━━━━━ Dataset extract

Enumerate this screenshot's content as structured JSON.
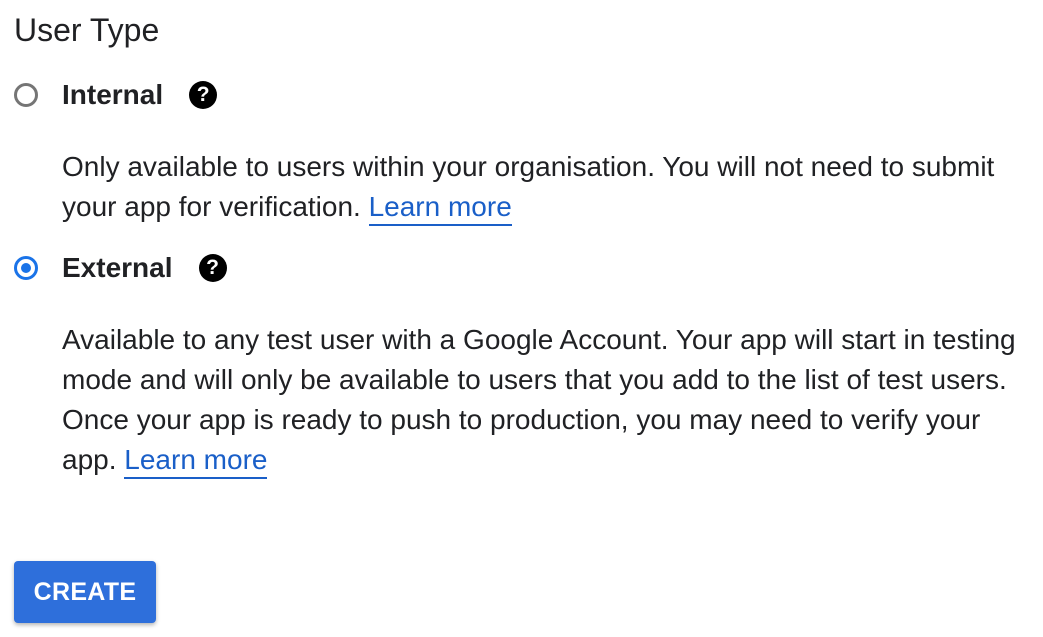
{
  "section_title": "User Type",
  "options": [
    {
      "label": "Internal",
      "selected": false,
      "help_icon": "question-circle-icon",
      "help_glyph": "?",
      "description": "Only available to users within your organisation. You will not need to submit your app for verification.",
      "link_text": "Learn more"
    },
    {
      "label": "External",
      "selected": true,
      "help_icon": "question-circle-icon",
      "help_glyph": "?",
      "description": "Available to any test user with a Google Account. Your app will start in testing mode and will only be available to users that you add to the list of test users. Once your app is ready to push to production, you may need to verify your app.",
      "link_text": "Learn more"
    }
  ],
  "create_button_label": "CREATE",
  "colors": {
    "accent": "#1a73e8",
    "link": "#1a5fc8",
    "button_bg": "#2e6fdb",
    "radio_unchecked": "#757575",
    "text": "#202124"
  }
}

━━━━━━━━━━

◆ **Work to do**: Output the records above exactly; leave out the pictures.

◆ **Written solution**:
Enumerate this screenshot's content as structured JSON.
{
  "section_title": "User Type",
  "options": [
    {
      "label": "Internal",
      "selected": false,
      "help_icon": "question-circle-icon",
      "help_glyph": "?",
      "description": "Only available to users within your organisation. You will not need to submit your app for verification.",
      "link_text": "Learn more"
    },
    {
      "label": "External",
      "selected": true,
      "help_icon": "question-circle-icon",
      "help_glyph": "?",
      "description": "Available to any test user with a Google Account. Your app will start in testing mode and will only be available to users that you add to the list of test users. Once your app is ready to push to production, you may need to verify your app.",
      "link_text": "Learn more"
    }
  ],
  "create_button_label": "CREATE",
  "colors": {
    "accent": "#1a73e8",
    "link": "#1a5fc8",
    "button_bg": "#2e6fdb",
    "radio_unchecked": "#757575",
    "text": "#202124"
  }
}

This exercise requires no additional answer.